Record extracts -
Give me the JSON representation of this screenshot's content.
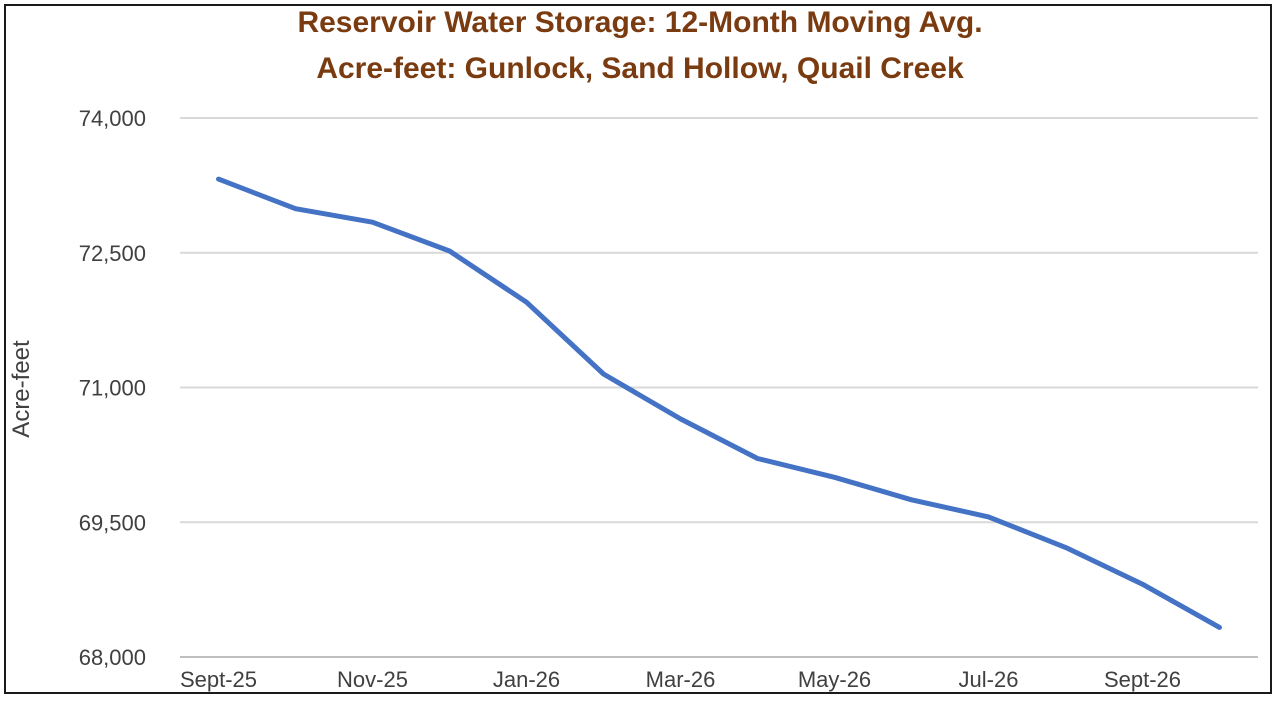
{
  "chart_data": {
    "type": "line",
    "title": "Reservoir Water Storage: 12-Month Moving Avg.",
    "subtitle": "Acre-feet: Gunlock, Sand Hollow, Quail Creek",
    "xlabel": "",
    "ylabel": "Acre-feet",
    "ylim": [
      68000,
      74000
    ],
    "yticks": [
      68000,
      69500,
      71000,
      72500,
      74000
    ],
    "ytick_labels": [
      "68,000",
      "69,500",
      "71,000",
      "72,500",
      "74,000"
    ],
    "categories": [
      "Sept-25",
      "Oct-25",
      "Nov-25",
      "Dec-25",
      "Jan-26",
      "Feb-26",
      "Mar-26",
      "Apr-26",
      "May-26",
      "Jun-26",
      "Jul-26",
      "Aug-26",
      "Sept-26",
      "Oct-26"
    ],
    "xtick_labels": [
      "Sept-25",
      "Nov-25",
      "Jan-26",
      "Mar-26",
      "May-26",
      "Jul-26",
      "Sept-26"
    ],
    "series": [
      {
        "values": [
          73320,
          72990,
          72840,
          72520,
          71950,
          71150,
          70650,
          70210,
          70000,
          69750,
          69560,
          69220,
          68810,
          68330
        ],
        "color": "#4472c4"
      }
    ],
    "grid": true,
    "legend": "none"
  }
}
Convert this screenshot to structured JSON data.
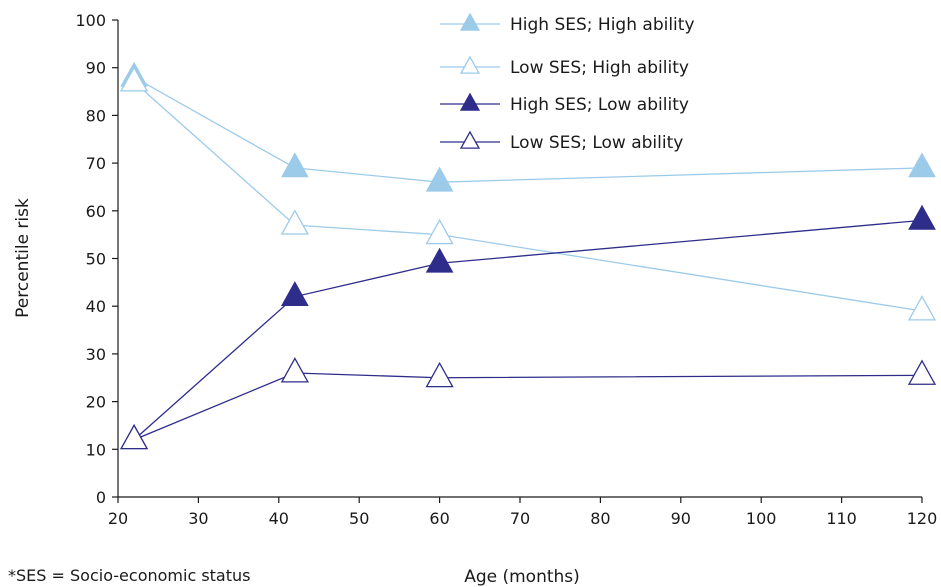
{
  "chart_data": {
    "type": "line",
    "xlabel": "Age (months)",
    "ylabel": "Percentile risk",
    "xlim": [
      20,
      120
    ],
    "ylim": [
      0,
      100
    ],
    "xticks": [
      20,
      30,
      40,
      50,
      60,
      70,
      80,
      90,
      100,
      110,
      120
    ],
    "yticks": [
      0,
      10,
      20,
      30,
      40,
      50,
      60,
      70,
      80,
      90,
      100
    ],
    "grid": false,
    "legend_position": "top-right",
    "x": [
      22,
      42,
      60,
      120
    ],
    "series": [
      {
        "name": "High SES; High ability",
        "values": [
          88,
          69,
          66,
          69
        ],
        "color": "#9ccbea",
        "marker": "filled-triangle"
      },
      {
        "name": "Low SES; High ability",
        "values": [
          87,
          57,
          55,
          39
        ],
        "color": "#9ccbea",
        "marker": "open-triangle"
      },
      {
        "name": "High SES; Low ability",
        "values": [
          12,
          42,
          49,
          58
        ],
        "color": "#2e2d8a",
        "marker": "filled-triangle"
      },
      {
        "name": "Low SES; Low ability",
        "values": [
          12,
          26,
          25,
          25.5
        ],
        "color": "#2e2d8a",
        "marker": "open-triangle"
      }
    ],
    "footnote": "*SES = Socio-economic status"
  }
}
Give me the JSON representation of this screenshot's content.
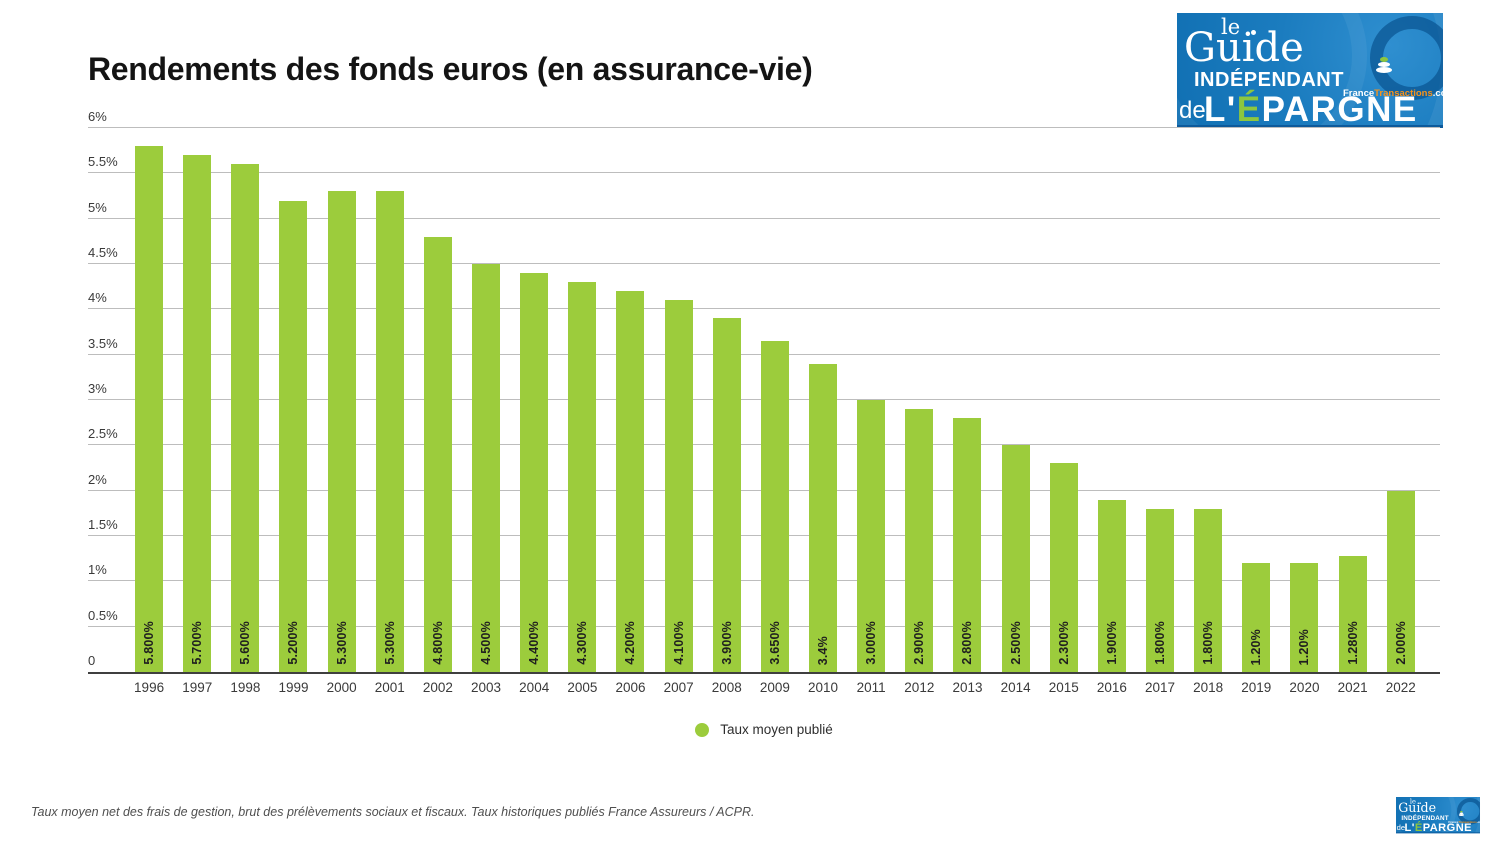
{
  "chart_data": {
    "type": "bar",
    "title": "Rendements des fonds euros (en assurance-vie)",
    "categories": [
      "1996",
      "1997",
      "1998",
      "1999",
      "2000",
      "2001",
      "2002",
      "2003",
      "2004",
      "2005",
      "2006",
      "2007",
      "2008",
      "2009",
      "2010",
      "2011",
      "2012",
      "2013",
      "2014",
      "2015",
      "2016",
      "2017",
      "2018",
      "2019",
      "2020",
      "2021",
      "2022"
    ],
    "values": [
      5.8,
      5.7,
      5.6,
      5.2,
      5.3,
      5.3,
      4.8,
      4.5,
      4.4,
      4.3,
      4.2,
      4.1,
      3.9,
      3.65,
      3.4,
      3.0,
      2.9,
      2.8,
      2.5,
      2.3,
      1.9,
      1.8,
      1.8,
      1.2,
      1.2,
      1.28,
      2.0
    ],
    "bar_labels": [
      "5.800%",
      "5.700%",
      "5.600%",
      "5.200%",
      "5.300%",
      "5.300%",
      "4.800%",
      "4.500%",
      "4.400%",
      "4.300%",
      "4.200%",
      "4.100%",
      "3.900%",
      "3.650%",
      "3.4%",
      "3.000%",
      "2.900%",
      "2.800%",
      "2.500%",
      "2.300%",
      "1.900%",
      "1.800%",
      "1.800%",
      "1.20%",
      "1.20%",
      "1.280%",
      "2.000%"
    ],
    "xlabel": "",
    "ylabel": "",
    "ylim": [
      0,
      6
    ],
    "y_ticks": [
      {
        "value": 0,
        "label": "0"
      },
      {
        "value": 0.5,
        "label": "0.5%"
      },
      {
        "value": 1,
        "label": "1%"
      },
      {
        "value": 1.5,
        "label": "1.5%"
      },
      {
        "value": 2,
        "label": "2%"
      },
      {
        "value": 2.5,
        "label": "2.5%"
      },
      {
        "value": 3,
        "label": "3%"
      },
      {
        "value": 3.5,
        "label": "3.5%"
      },
      {
        "value": 4,
        "label": "4%"
      },
      {
        "value": 4.5,
        "label": "4.5%"
      },
      {
        "value": 5,
        "label": "5%"
      },
      {
        "value": 5.5,
        "label": "5.5%"
      },
      {
        "value": 6,
        "label": "6%"
      }
    ],
    "grid": true,
    "bar_color": "#9ccc3c",
    "legend": {
      "label": "Taux moyen publié",
      "position": "bottom"
    }
  },
  "logo": {
    "le": "le",
    "guide": "Guide",
    "independant": "INDÉPENDANT",
    "site_france": "France",
    "site_transactions": "Transactions",
    "site_com": ".com",
    "de": "de",
    "lepargne_l": "L'",
    "lepargne_e": "É",
    "lepargne_rest": "PARGNE",
    "colors": {
      "background_blue": "#1b7cbf",
      "accent_green": "#8dc63f",
      "accent_orange": "#f7941d"
    }
  },
  "footer": {
    "note": "Taux moyen net des frais de gestion, brut des prélèvements sociaux et fiscaux. Taux historiques publiés France Assureurs / ACPR."
  }
}
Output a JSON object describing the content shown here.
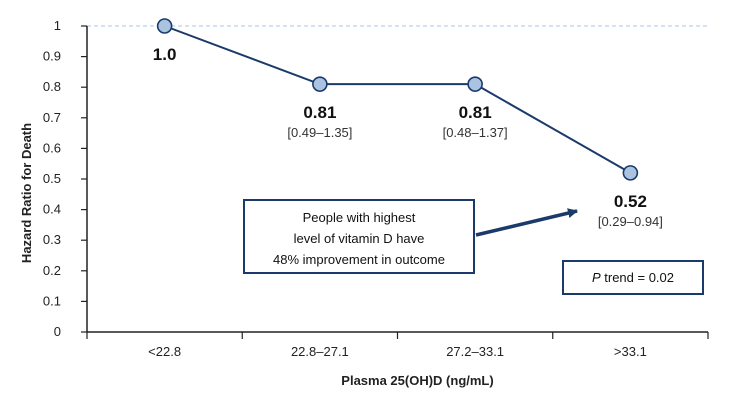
{
  "chart_data": {
    "type": "line",
    "title": "",
    "xlabel": "Plasma 25(OH)D (ng/mL)",
    "ylabel": "Hazard Ratio for Death",
    "categories": [
      "<22.8",
      "22.8–27.1",
      "27.2–33.1",
      ">33.1"
    ],
    "values": [
      1.0,
      0.81,
      0.81,
      0.52
    ],
    "value_labels": [
      "1.0",
      "0.81",
      "0.81",
      "0.52"
    ],
    "ci_labels": [
      "",
      "[0.49–1.35]",
      "[0.48–1.37]",
      "[0.29–0.94]"
    ],
    "ylim": [
      0,
      1
    ],
    "yticks": [
      "0",
      "0.1",
      "0.2",
      "0.3",
      "0.4",
      "0.5",
      "0.6",
      "0.7",
      "0.8",
      "0.9",
      "1"
    ],
    "reference_line": 1.0,
    "grid": false,
    "colors": {
      "line": "#1a3a6b",
      "marker_fill": "#a9c3e0",
      "marker_stroke": "#1a3a6b",
      "reference": "#a9c6e6",
      "axis": "#222222"
    },
    "annotation": {
      "lines": [
        "People with highest",
        "level of vitamin D have",
        "48% improvement in outcome"
      ]
    },
    "trend_box": {
      "italic_part": "P",
      "text": " trend = 0.02"
    }
  }
}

What is asked -
Extract every line of the data exactly; pictures stay out.

Expected answer -
Give me the JSON representation of this screenshot's content.
{
  "chart_data": {
    "type": "line",
    "title": "Reservoir Water Storage: 12-Month Moving Avg.",
    "subtitle": "Acre-feet: Gunlock, Sand Hollow, Quail Creek",
    "xlabel": "",
    "ylabel": "Acre-feet",
    "ylim": [
      68000,
      74000
    ],
    "yticks": [
      68000,
      69500,
      71000,
      72500,
      74000
    ],
    "ytick_labels": [
      "68,000",
      "69,500",
      "71,000",
      "72,500",
      "74,000"
    ],
    "categories": [
      "Sept-25",
      "Oct-25",
      "Nov-25",
      "Dec-25",
      "Jan-26",
      "Feb-26",
      "Mar-26",
      "Apr-26",
      "May-26",
      "Jun-26",
      "Jul-26",
      "Aug-26",
      "Sept-26",
      "Oct-26"
    ],
    "xtick_labels": [
      "Sept-25",
      "Nov-25",
      "Jan-26",
      "Mar-26",
      "May-26",
      "Jul-26",
      "Sept-26"
    ],
    "series": [
      {
        "values": [
          73320,
          72990,
          72840,
          72520,
          71950,
          71150,
          70650,
          70210,
          70000,
          69750,
          69560,
          69220,
          68810,
          68330
        ],
        "color": "#4472c4"
      }
    ],
    "grid": true,
    "legend": "none"
  }
}
Convert this screenshot to structured JSON data.
{
  "chart_data": {
    "type": "line",
    "xlabel": "Age (months)",
    "ylabel": "Percentile risk",
    "xlim": [
      20,
      120
    ],
    "ylim": [
      0,
      100
    ],
    "xticks": [
      20,
      30,
      40,
      50,
      60,
      70,
      80,
      90,
      100,
      110,
      120
    ],
    "yticks": [
      0,
      10,
      20,
      30,
      40,
      50,
      60,
      70,
      80,
      90,
      100
    ],
    "grid": false,
    "legend_position": "top-right",
    "x": [
      22,
      42,
      60,
      120
    ],
    "series": [
      {
        "name": "High SES; High ability",
        "values": [
          88,
          69,
          66,
          69
        ],
        "color": "#9ccbea",
        "marker": "filled-triangle"
      },
      {
        "name": "Low SES; High ability",
        "values": [
          87,
          57,
          55,
          39
        ],
        "color": "#9ccbea",
        "marker": "open-triangle"
      },
      {
        "name": "High SES; Low ability",
        "values": [
          12,
          42,
          49,
          58
        ],
        "color": "#2e2d8a",
        "marker": "filled-triangle"
      },
      {
        "name": "Low SES; Low ability",
        "values": [
          12,
          26,
          25,
          25.5
        ],
        "color": "#2e2d8a",
        "marker": "open-triangle"
      }
    ],
    "footnote": "*SES = Socio-economic status"
  }
}
Give me the JSON representation of this screenshot's content.
{
  "chart_data": {
    "type": "bar",
    "title": "Rendements des fonds euros (en assurance-vie)",
    "categories": [
      "1996",
      "1997",
      "1998",
      "1999",
      "2000",
      "2001",
      "2002",
      "2003",
      "2004",
      "2005",
      "2006",
      "2007",
      "2008",
      "2009",
      "2010",
      "2011",
      "2012",
      "2013",
      "2014",
      "2015",
      "2016",
      "2017",
      "2018",
      "2019",
      "2020",
      "2021",
      "2022"
    ],
    "values": [
      5.8,
      5.7,
      5.6,
      5.2,
      5.3,
      5.3,
      4.8,
      4.5,
      4.4,
      4.3,
      4.2,
      4.1,
      3.9,
      3.65,
      3.4,
      3.0,
      2.9,
      2.8,
      2.5,
      2.3,
      1.9,
      1.8,
      1.8,
      1.2,
      1.2,
      1.28,
      2.0
    ],
    "bar_labels": [
      "5.800%",
      "5.700%",
      "5.600%",
      "5.200%",
      "5.300%",
      "5.300%",
      "4.800%",
      "4.500%",
      "4.400%",
      "4.300%",
      "4.200%",
      "4.100%",
      "3.900%",
      "3.650%",
      "3.4%",
      "3.000%",
      "2.900%",
      "2.800%",
      "2.500%",
      "2.300%",
      "1.900%",
      "1.800%",
      "1.800%",
      "1.20%",
      "1.20%",
      "1.280%",
      "2.000%"
    ],
    "xlabel": "",
    "ylabel": "",
    "ylim": [
      0,
      6
    ],
    "y_ticks": [
      {
        "value": 0,
        "label": "0"
      },
      {
        "value": 0.5,
        "label": "0.5%"
      },
      {
        "value": 1,
        "label": "1%"
      },
      {
        "value": 1.5,
        "label": "1.5%"
      },
      {
        "value": 2,
        "label": "2%"
      },
      {
        "value": 2.5,
        "label": "2.5%"
      },
      {
        "value": 3,
        "label": "3%"
      },
      {
        "value": 3.5,
        "label": "3.5%"
      },
      {
        "value": 4,
        "label": "4%"
      },
      {
        "value": 4.5,
        "label": "4.5%"
      },
      {
        "value": 5,
        "label": "5%"
      },
      {
        "value": 5.5,
        "label": "5.5%"
      },
      {
        "value": 6,
        "label": "6%"
      }
    ],
    "grid": true,
    "bar_color": "#9ccc3c",
    "legend": {
      "label": "Taux moyen publié",
      "position": "bottom"
    }
  },
  "logo": {
    "le": "le",
    "guide": "Guide",
    "independant": "INDÉPENDANT",
    "site_france": "France",
    "site_transactions": "Transactions",
    "site_com": ".com",
    "de": "de",
    "lepargne_l": "L'",
    "lepargne_e": "É",
    "lepargne_rest": "PARGNE",
    "colors": {
      "background_blue": "#1b7cbf",
      "accent_green": "#8dc63f",
      "accent_orange": "#f7941d"
    }
  },
  "footer": {
    "note": "Taux moyen net des frais de gestion, brut des prélèvements sociaux et fiscaux. Taux historiques publiés France Assureurs / ACPR."
  }
}
Output a JSON object describing the content shown here.
{
  "chart_data": {
    "type": "line",
    "title": "",
    "xlabel": "Plasma 25(OH)D (ng/mL)",
    "ylabel": "Hazard Ratio for Death",
    "categories": [
      "<22.8",
      "22.8–27.1",
      "27.2–33.1",
      ">33.1"
    ],
    "values": [
      1.0,
      0.81,
      0.81,
      0.52
    ],
    "value_labels": [
      "1.0",
      "0.81",
      "0.81",
      "0.52"
    ],
    "ci_labels": [
      "",
      "[0.49–1.35]",
      "[0.48–1.37]",
      "[0.29–0.94]"
    ],
    "ylim": [
      0,
      1
    ],
    "yticks": [
      "0",
      "0.1",
      "0.2",
      "0.3",
      "0.4",
      "0.5",
      "0.6",
      "0.7",
      "0.8",
      "0.9",
      "1"
    ],
    "reference_line": 1.0,
    "grid": false,
    "colors": {
      "line": "#1a3a6b",
      "marker_fill": "#a9c3e0",
      "marker_stroke": "#1a3a6b",
      "reference": "#a9c6e6",
      "axis": "#222222"
    },
    "annotation": {
      "lines": [
        "People with highest",
        "level of vitamin D have",
        "48% improvement in outcome"
      ]
    },
    "trend_box": {
      "italic_part": "P",
      "text": " trend = 0.02"
    }
  }
}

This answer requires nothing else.